Given problem >> Give the number of lines that include the word "Area", nothing more.

[Stored items]
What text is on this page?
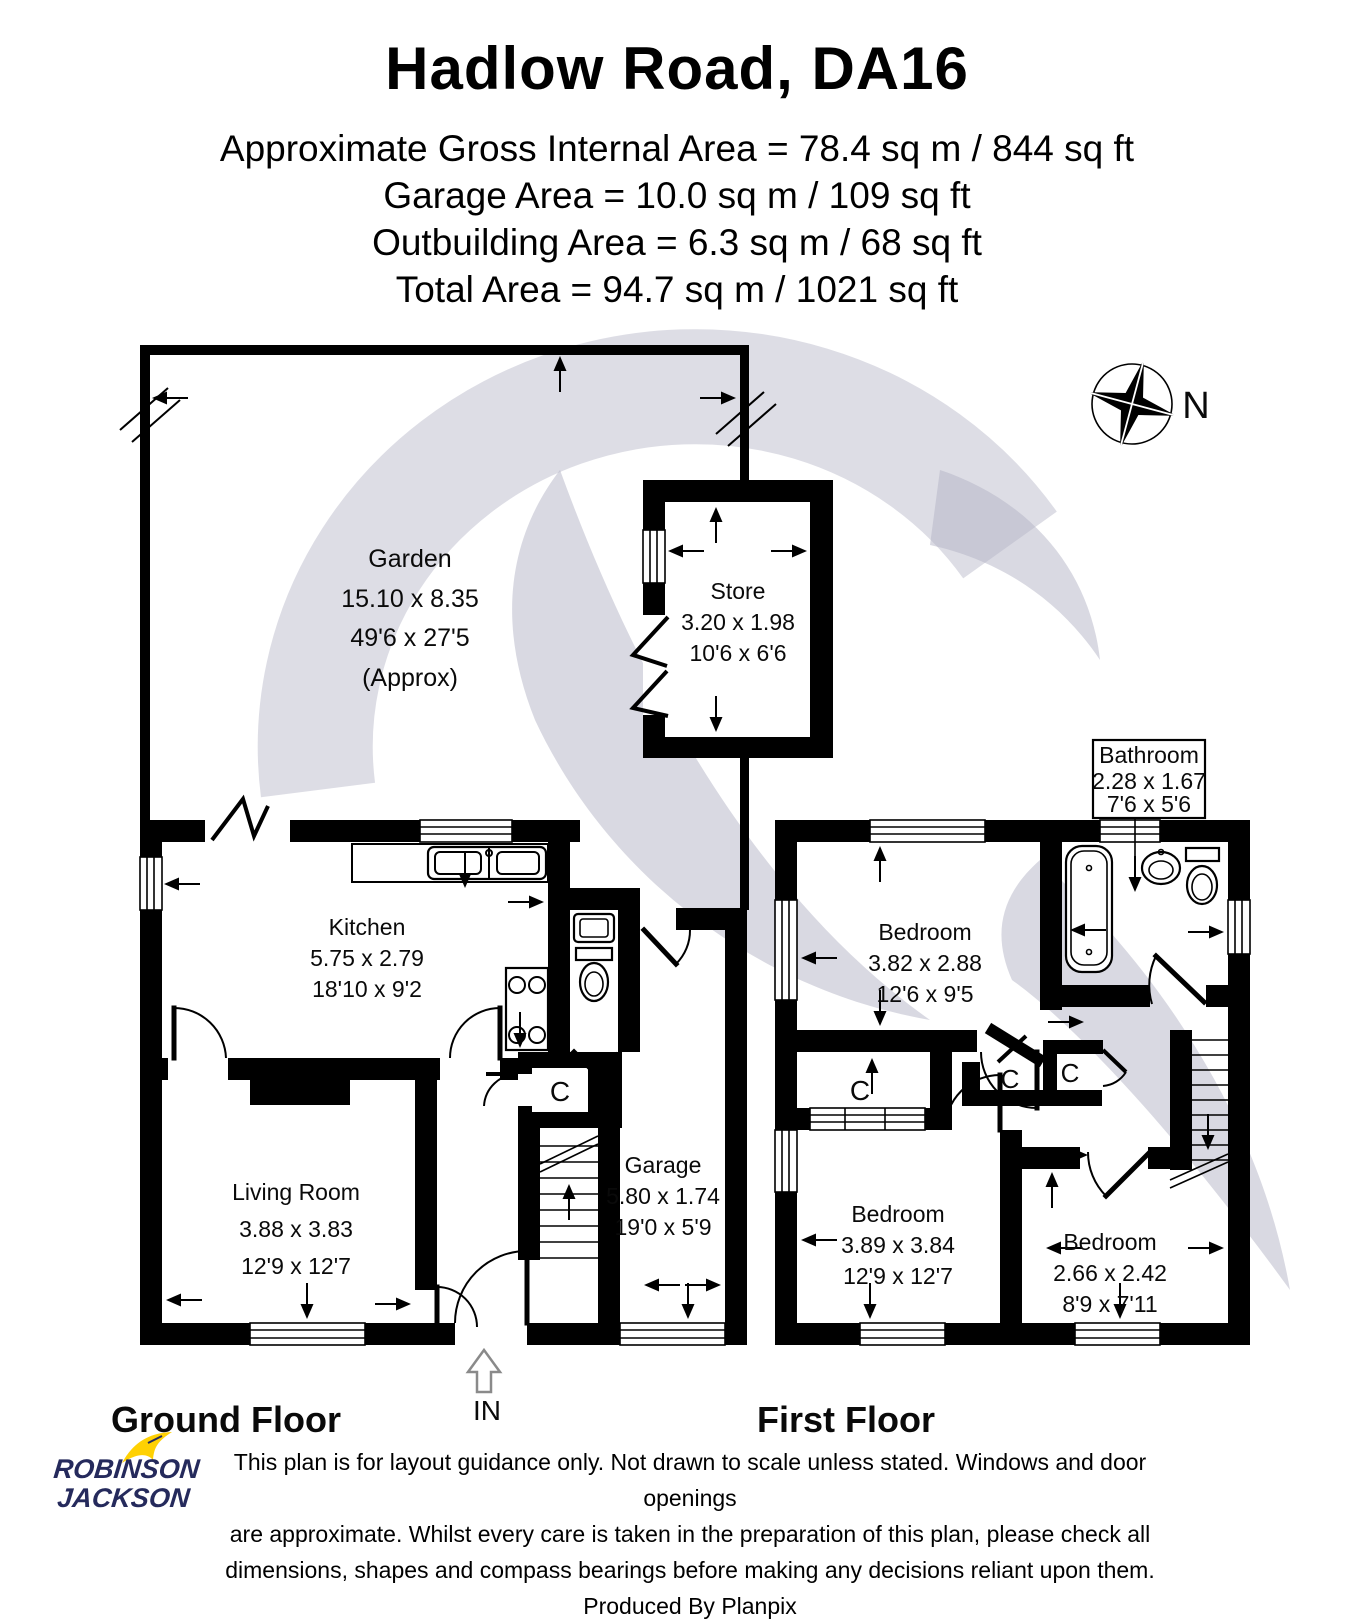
Hadlow Road, DA16
Approximate Gross Internal Area = 78.4 sq m / 844 sq ft
Garage Area = 10.0 sq m / 109 sq ft
Outbuilding Area = 6.3 sq m / 68 sq ft
Total Area = 94.7 sq m / 1021 sq ft
Bathroom
2.28 x 1.67
7'6 x 5'6
Garden
15.10 x 8.35
49'6 x 27'5
(Approx)
Store
3.20 x 1.98
10'6 x 6'6
Kitchen
5.75 x 2.79
18'10 x 9'2
Living Room
3.88 x 3.83
12'9 x 12'7
Garage
5.80 x 1.74
19'0 x 5'9
Bedroom
3.82 x 2.88
12'6 x 9'5
Bedroom
3.89 x 3.84
12'9 x 12'7
Bedroom
2.66 x 2.42
8'9 x 7'11
C	C	C C
Ground Floor	First Floor
IN
N
This plan is for layout guidance only. Not drawn to scale unless stated. Windows and door openings
are approximate. Whilst every care is taken in the preparation of this plan, please check all
dimensions, shapes and compass bearings before making any decisions reliant upon them.
Produced By Planpix
ROBINSON
JACKSON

Task solution >> 4